▶ Saved entries
☆ ☆ ☆ ☆ ☆ ☆ ☆
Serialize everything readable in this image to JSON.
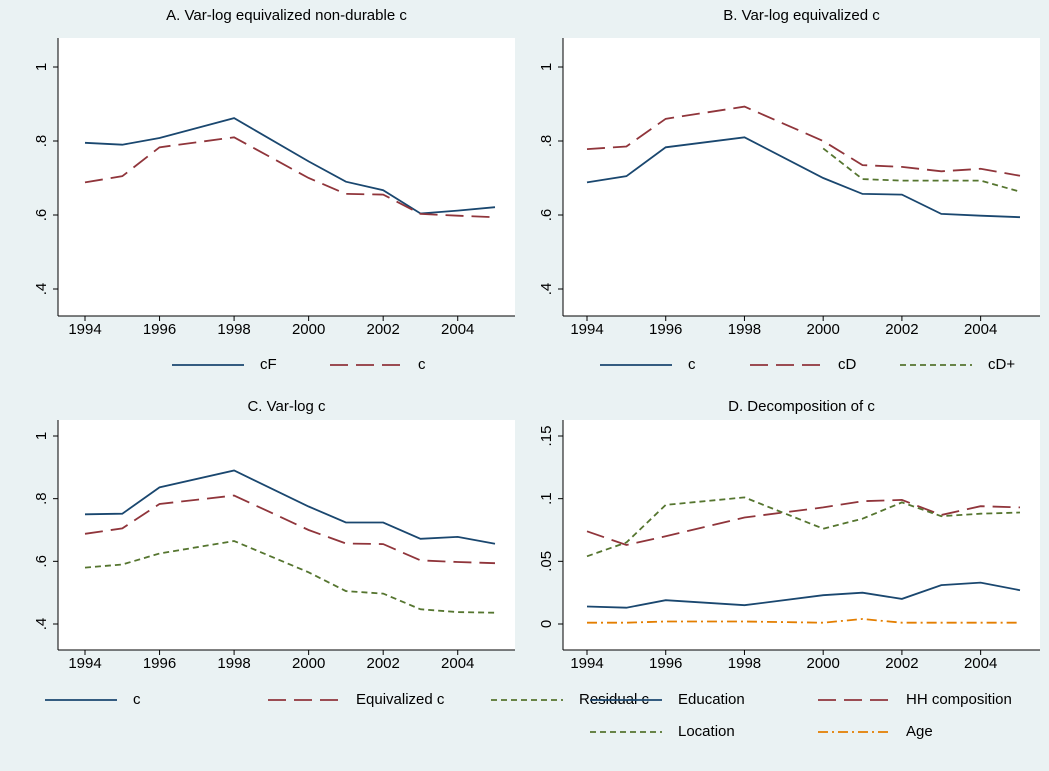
{
  "chart_data": [
    {
      "type": "line",
      "title": "A. Var-log equivalized non-durable c",
      "x": [
        1994,
        1995,
        1996,
        1998,
        2000,
        2001,
        2002,
        2003,
        2004,
        2005
      ],
      "xlim": [
        1994,
        2005
      ],
      "xticks": [
        1994,
        1996,
        1998,
        2000,
        2002,
        2004
      ],
      "ylim": [
        0.4,
        1
      ],
      "yticks": [
        {
          "value": 0.4,
          "label": ".4"
        },
        {
          "value": 0.6,
          "label": ".6"
        },
        {
          "value": 0.8,
          "label": ".8"
        },
        1
      ],
      "series": [
        {
          "name": "cF",
          "color": "#1a476f",
          "dash": "solid",
          "values": [
            0.795,
            0.79,
            0.808,
            0.862,
            0.745,
            0.69,
            0.667,
            0.604,
            0.612,
            0.621
          ]
        },
        {
          "name": "c",
          "color": "#90353b",
          "dash": "long",
          "values": [
            0.688,
            0.705,
            0.783,
            0.81,
            0.7,
            0.657,
            0.655,
            0.603,
            0.598,
            0.594
          ]
        }
      ]
    },
    {
      "type": "line",
      "title": "B. Var-log equivalized c",
      "x": [
        1994,
        1995,
        1996,
        1998,
        2000,
        2001,
        2002,
        2003,
        2004,
        2005
      ],
      "xlim": [
        1994,
        2005
      ],
      "xticks": [
        1994,
        1996,
        1998,
        2000,
        2002,
        2004
      ],
      "ylim": [
        0.4,
        1
      ],
      "yticks": [
        {
          "value": 0.4,
          "label": ".4"
        },
        {
          "value": 0.6,
          "label": ".6"
        },
        {
          "value": 0.8,
          "label": ".8"
        },
        1
      ],
      "series": [
        {
          "name": "c",
          "color": "#1a476f",
          "dash": "solid",
          "values": [
            0.688,
            0.705,
            0.783,
            0.81,
            0.7,
            0.657,
            0.655,
            0.603,
            0.598,
            0.594
          ]
        },
        {
          "name": "cD",
          "color": "#90353b",
          "dash": "long",
          "values": [
            0.778,
            0.785,
            0.86,
            0.893,
            0.8,
            0.735,
            0.73,
            0.718,
            0.725,
            0.706
          ]
        },
        {
          "name": "cD+",
          "color": "#55752f",
          "dash": "short",
          "values": [
            null,
            null,
            null,
            null,
            0.78,
            0.697,
            0.693,
            0.693,
            0.693,
            0.663
          ]
        }
      ]
    },
    {
      "type": "line",
      "title": "C. Var-log c",
      "x": [
        1994,
        1995,
        1996,
        1998,
        2000,
        2001,
        2002,
        2003,
        2004,
        2005
      ],
      "xlim": [
        1994,
        2005
      ],
      "xticks": [
        1994,
        1996,
        1998,
        2000,
        2002,
        2004
      ],
      "ylim": [
        0.4,
        1
      ],
      "yticks": [
        {
          "value": 0.4,
          "label": ".4"
        },
        {
          "value": 0.6,
          "label": ".6"
        },
        {
          "value": 0.8,
          "label": ".8"
        },
        1
      ],
      "series": [
        {
          "name": "c",
          "color": "#1a476f",
          "dash": "solid",
          "values": [
            0.75,
            0.752,
            0.836,
            0.89,
            0.775,
            0.724,
            0.724,
            0.672,
            0.678,
            0.656
          ]
        },
        {
          "name": "Equivalized c",
          "color": "#90353b",
          "dash": "long",
          "values": [
            0.688,
            0.705,
            0.783,
            0.81,
            0.7,
            0.657,
            0.655,
            0.603,
            0.598,
            0.594
          ]
        },
        {
          "name": "Residual c",
          "color": "#55752f",
          "dash": "short",
          "values": [
            0.58,
            0.59,
            0.625,
            0.665,
            0.565,
            0.505,
            0.497,
            0.447,
            0.438,
            0.436
          ]
        }
      ]
    },
    {
      "type": "line",
      "title": "D. Decomposition of c",
      "x": [
        1994,
        1995,
        1996,
        1998,
        2000,
        2001,
        2002,
        2003,
        2004,
        2005
      ],
      "xlim": [
        1994,
        2005
      ],
      "xticks": [
        1994,
        1996,
        1998,
        2000,
        2002,
        2004
      ],
      "ylim": [
        0,
        0.15
      ],
      "yticks": [
        0,
        {
          "value": 0.05,
          "label": ".05"
        },
        {
          "value": 0.1,
          "label": ".1"
        },
        {
          "value": 0.15,
          "label": ".15"
        }
      ],
      "series": [
        {
          "name": "Education",
          "color": "#1a476f",
          "dash": "solid",
          "values": [
            0.014,
            0.013,
            0.019,
            0.015,
            0.023,
            0.025,
            0.02,
            0.031,
            0.033,
            0.027
          ]
        },
        {
          "name": "HH composition",
          "color": "#90353b",
          "dash": "long",
          "values": [
            0.074,
            0.063,
            0.07,
            0.085,
            0.093,
            0.098,
            0.099,
            0.087,
            0.094,
            0.093
          ]
        },
        {
          "name": "Location",
          "color": "#55752f",
          "dash": "short",
          "values": [
            0.054,
            0.065,
            0.095,
            0.101,
            0.076,
            0.084,
            0.097,
            0.086,
            0.088,
            0.089
          ]
        },
        {
          "name": "Age",
          "color": "#e37e00",
          "dash": "dashdot",
          "values": [
            0.001,
            0.001,
            0.002,
            0.002,
            0.001,
            0.004,
            0.001,
            0.001,
            0.001,
            0.001
          ]
        }
      ]
    }
  ]
}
☆ ☆ ☆ ☆ ☆ ☆ ☆
▶ EXERCISE GOAL
Pictures are not part of the copy; output everything else in the records exactly.

▶ CORRECT RESULT
Serialize everything readable in this image to JSON.
{
  "chart_data": [
    {
      "type": "line",
      "title": "A. Var-log equivalized non-durable c",
      "x": [
        1994,
        1995,
        1996,
        1998,
        2000,
        2001,
        2002,
        2003,
        2004,
        2005
      ],
      "xlim": [
        1994,
        2005
      ],
      "xticks": [
        1994,
        1996,
        1998,
        2000,
        2002,
        2004
      ],
      "ylim": [
        0.4,
        1
      ],
      "yticks": [
        {
          "value": 0.4,
          "label": ".4"
        },
        {
          "value": 0.6,
          "label": ".6"
        },
        {
          "value": 0.8,
          "label": ".8"
        },
        1
      ],
      "series": [
        {
          "name": "cF",
          "color": "#1a476f",
          "dash": "solid",
          "values": [
            0.795,
            0.79,
            0.808,
            0.862,
            0.745,
            0.69,
            0.667,
            0.604,
            0.612,
            0.621
          ]
        },
        {
          "name": "c",
          "color": "#90353b",
          "dash": "long",
          "values": [
            0.688,
            0.705,
            0.783,
            0.81,
            0.7,
            0.657,
            0.655,
            0.603,
            0.598,
            0.594
          ]
        }
      ]
    },
    {
      "type": "line",
      "title": "B. Var-log equivalized c",
      "x": [
        1994,
        1995,
        1996,
        1998,
        2000,
        2001,
        2002,
        2003,
        2004,
        2005
      ],
      "xlim": [
        1994,
        2005
      ],
      "xticks": [
        1994,
        1996,
        1998,
        2000,
        2002,
        2004
      ],
      "ylim": [
        0.4,
        1
      ],
      "yticks": [
        {
          "value": 0.4,
          "label": ".4"
        },
        {
          "value": 0.6,
          "label": ".6"
        },
        {
          "value": 0.8,
          "label": ".8"
        },
        1
      ],
      "series": [
        {
          "name": "c",
          "color": "#1a476f",
          "dash": "solid",
          "values": [
            0.688,
            0.705,
            0.783,
            0.81,
            0.7,
            0.657,
            0.655,
            0.603,
            0.598,
            0.594
          ]
        },
        {
          "name": "cD",
          "color": "#90353b",
          "dash": "long",
          "values": [
            0.778,
            0.785,
            0.86,
            0.893,
            0.8,
            0.735,
            0.73,
            0.718,
            0.725,
            0.706
          ]
        },
        {
          "name": "cD+",
          "color": "#55752f",
          "dash": "short",
          "values": [
            null,
            null,
            null,
            null,
            0.78,
            0.697,
            0.693,
            0.693,
            0.693,
            0.663
          ]
        }
      ]
    },
    {
      "type": "line",
      "title": "C. Var-log c",
      "x": [
        1994,
        1995,
        1996,
        1998,
        2000,
        2001,
        2002,
        2003,
        2004,
        2005
      ],
      "xlim": [
        1994,
        2005
      ],
      "xticks": [
        1994,
        1996,
        1998,
        2000,
        2002,
        2004
      ],
      "ylim": [
        0.4,
        1
      ],
      "yticks": [
        {
          "value": 0.4,
          "label": ".4"
        },
        {
          "value": 0.6,
          "label": ".6"
        },
        {
          "value": 0.8,
          "label": ".8"
        },
        1
      ],
      "series": [
        {
          "name": "c",
          "color": "#1a476f",
          "dash": "solid",
          "values": [
            0.75,
            0.752,
            0.836,
            0.89,
            0.775,
            0.724,
            0.724,
            0.672,
            0.678,
            0.656
          ]
        },
        {
          "name": "Equivalized c",
          "color": "#90353b",
          "dash": "long",
          "values": [
            0.688,
            0.705,
            0.783,
            0.81,
            0.7,
            0.657,
            0.655,
            0.603,
            0.598,
            0.594
          ]
        },
        {
          "name": "Residual c",
          "color": "#55752f",
          "dash": "short",
          "values": [
            0.58,
            0.59,
            0.625,
            0.665,
            0.565,
            0.505,
            0.497,
            0.447,
            0.438,
            0.436
          ]
        }
      ]
    },
    {
      "type": "line",
      "title": "D. Decomposition of c",
      "x": [
        1994,
        1995,
        1996,
        1998,
        2000,
        2001,
        2002,
        2003,
        2004,
        2005
      ],
      "xlim": [
        1994,
        2005
      ],
      "xticks": [
        1994,
        1996,
        1998,
        2000,
        2002,
        2004
      ],
      "ylim": [
        0,
        0.15
      ],
      "yticks": [
        0,
        {
          "value": 0.05,
          "label": ".05"
        },
        {
          "value": 0.1,
          "label": ".1"
        },
        {
          "value": 0.15,
          "label": ".15"
        }
      ],
      "series": [
        {
          "name": "Education",
          "color": "#1a476f",
          "dash": "solid",
          "values": [
            0.014,
            0.013,
            0.019,
            0.015,
            0.023,
            0.025,
            0.02,
            0.031,
            0.033,
            0.027
          ]
        },
        {
          "name": "HH composition",
          "color": "#90353b",
          "dash": "long",
          "values": [
            0.074,
            0.063,
            0.07,
            0.085,
            0.093,
            0.098,
            0.099,
            0.087,
            0.094,
            0.093
          ]
        },
        {
          "name": "Location",
          "color": "#55752f",
          "dash": "short",
          "values": [
            0.054,
            0.065,
            0.095,
            0.101,
            0.076,
            0.084,
            0.097,
            0.086,
            0.088,
            0.089
          ]
        },
        {
          "name": "Age",
          "color": "#e37e00",
          "dash": "dashdot",
          "values": [
            0.001,
            0.001,
            0.002,
            0.002,
            0.001,
            0.004,
            0.001,
            0.001,
            0.001,
            0.001
          ]
        }
      ]
    }
  ]
}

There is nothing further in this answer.